(Exercise goal) Render this sentence from the David Bender profile in Spanish: "As a high school reporter, Bender covered the presidential campaigns of Richard Nixon, George McGovern and Hubert Humphrey."

David Bender: Traveling The Long & Winding Progressive Road

“I’m hopeful that just when you think things are inevitable you see change that you can’t imagine.”

–David Bender, Political Director Progressive Voices

If you combine the great historical perspective of a life actively involved in the political process for more than 40 years with the ability to grasp 21st century technology and its potential impact on our future you begin to understand the wisdom of David Bender, one of today’s leading “Progressive Voices.”

Bender’s four-decade career as a political activist began at the age of 12 when he took a “leave of absence” from the seventh grade to become a full-time volunteer in the presidential campaign of Senator Robert F. Kennedy in 1968. From that day forward, his resume reinforces his commitment and work to progressing liberal ideas. As a high school reporter, Bender covered the presidential campaigns of Richard Nixon, George McGovern and Hubert Humphrey. He was literally a “boy on the bus,” traveling in the company of such journalistic legends as Walter Cronkite and Eric Sevareid. Later, he became a key aide to the legendary liberal activist Allard K. Lowenstein, the former New York congressman who was a pivotal figure in both the civil rights movement and the anti-Vietnam War movement. He was also on the national field staff of Senator Edward M. Kennedy’s 1980 presidential campaign, and in 2003, Bender served as a senior adviser on Howard Dean’s presidential campaign.

(Source excerpt)

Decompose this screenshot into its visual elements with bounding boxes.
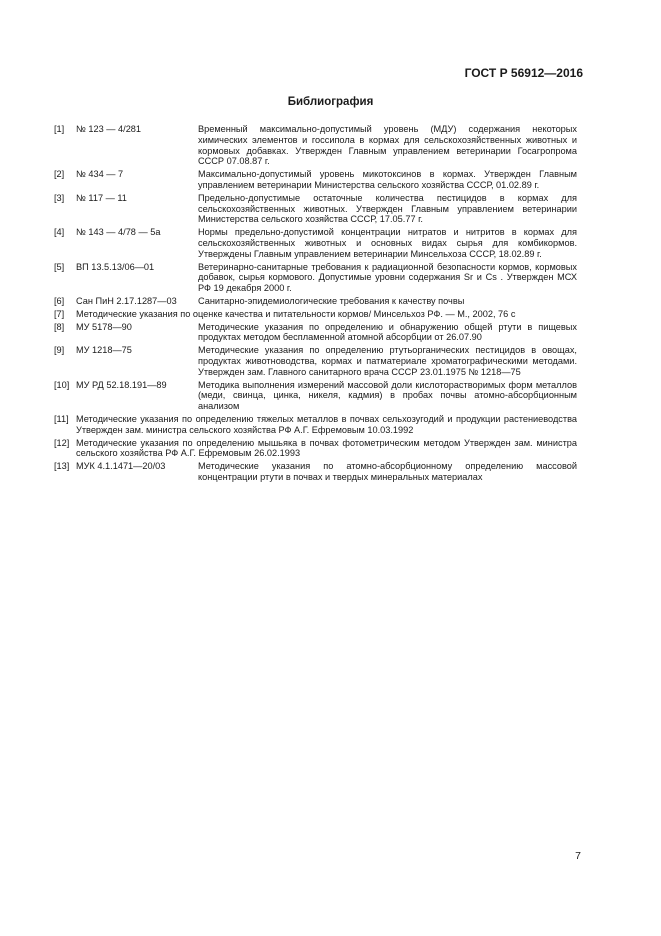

(Solution to the exercise) Como reportero de secundaria, Bender cubrió las campañas presidenciales de Richard Nixon, George McGovern y Hubert Humphrey.